__Written request__.
Leave out the pictures and transcribe everything else exactly.

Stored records
• • • • •
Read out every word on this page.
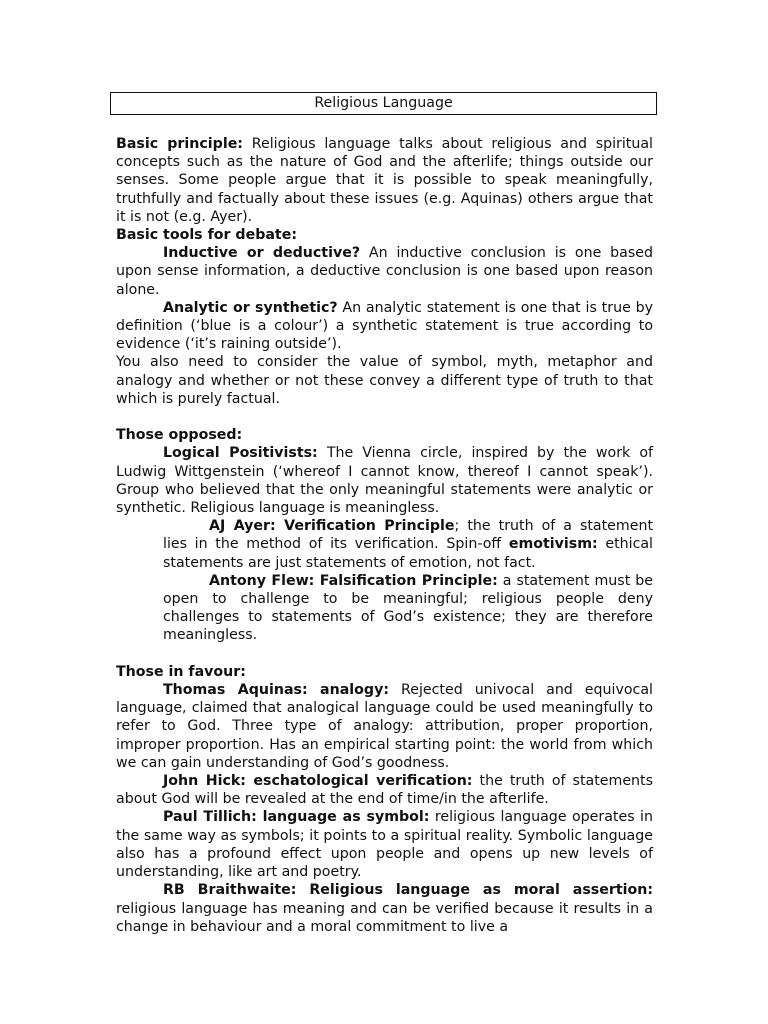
Religious Language

Basic principle: Religious language talks about religious and spiritual concepts such as the nature of God and the afterlife; things outside our senses. Some people argue that it is possible to speak meaningfully, truthfully and factually about these issues (e.g. Aquinas) others argue that it is not (e.g. Ayer).

Basic tools for debate:

Inductive or deductive? An inductive conclusion is one based upon sense information, a deductive conclusion is one based upon reason alone.

Analytic or synthetic? An analytic statement is one that is true by definition (‘blue is a colour’) a synthetic statement is true according to evidence (‘it’s raining outside’).

You also need to consider the value of symbol, myth, metaphor and analogy and whether or not these convey a different type of truth to that which is purely factual.

Those opposed:

Logical Positivists: The Vienna circle, inspired by the work of Ludwig Wittgenstein (‘whereof I cannot know, thereof I cannot speak’). Group who believed that the only meaningful statements were analytic or synthetic. Religious language is meaningless.

AJ Ayer: Verification Principle; the truth of a statement lies in the method of its verification. Spin-off emotivism: ethical statements are just statements of emotion, not fact.

Antony Flew: Falsification Principle: a statement must be open to challenge to be meaningful; religious people deny challenges to statements of God’s existence; they are therefore meaningless.

Those in favour:

Thomas Aquinas: analogy: Rejected univocal and equivocal language, claimed that analogical language could be used meaningfully to refer to God. Three type of analogy: attribution, proper proportion, improper proportion. Has an empirical starting point: the world from which we can gain understanding of God’s goodness.

John Hick: eschatological verification: the truth of statements about God will be revealed at the end of time/in the afterlife.

Paul Tillich: language as symbol: religious language operates in the same way as symbols; it points to a spiritual reality. Symbolic language also has a profound effect upon people and opens up new levels of understanding, like art and poetry.

RB Braithwaite: Religious language as moral assertion: religious language has meaning and can be verified because it results in a change in behaviour and a moral commitment to live a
• • • • •
__Finished exercise__.
Read out every word on this page.
Religious Language

Basic principle: Religious language talks about religious and spiritual concepts such as the nature of God and the afterlife; things outside our senses. Some people argue that it is possible to speak meaningfully, truthfully and factually about these issues (e.g. Aquinas) others argue that it is not (e.g. Ayer).

Basic tools for debate:

Inductive or deductive? An inductive conclusion is one based upon sense information, a deductive conclusion is one based upon reason alone.

Analytic or synthetic? An analytic statement is one that is true by definition (‘blue is a colour’) a synthetic statement is true according to evidence (‘it’s raining outside’).

You also need to consider the value of symbol, myth, metaphor and analogy and whether or not these convey a different type of truth to that which is purely factual.

Those opposed:

Logical Positivists: The Vienna circle, inspired by the work of Ludwig Wittgenstein (‘whereof I cannot know, thereof I cannot speak’). Group who believed that the only meaningful statements were analytic or synthetic. Religious language is meaningless.

AJ Ayer: Verification Principle; the truth of a statement lies in the method of its verification. Spin-off emotivism: ethical statements are just statements of emotion, not fact.

Antony Flew: Falsification Principle: a statement must be open to challenge to be meaningful; religious people deny challenges to statements of God’s existence; they are therefore meaningless.

Those in favour:

Thomas Aquinas: analogy: Rejected univocal and equivocal language, claimed that analogical language could be used meaningfully to refer to God. Three type of analogy: attribution, proper proportion, improper proportion. Has an empirical starting point: the world from which we can gain understanding of God’s goodness.

John Hick: eschatological verification: the truth of statements about God will be revealed at the end of time/in the afterlife.

Paul Tillich: language as symbol: religious language operates in the same way as symbols; it points to a spiritual reality. Symbolic language also has a profound effect upon people and opens up new levels of understanding, like art and poetry.

RB Braithwaite: Religious language as moral assertion: religious language has meaning and can be verified because it results in a change in behaviour and a moral commitment to live a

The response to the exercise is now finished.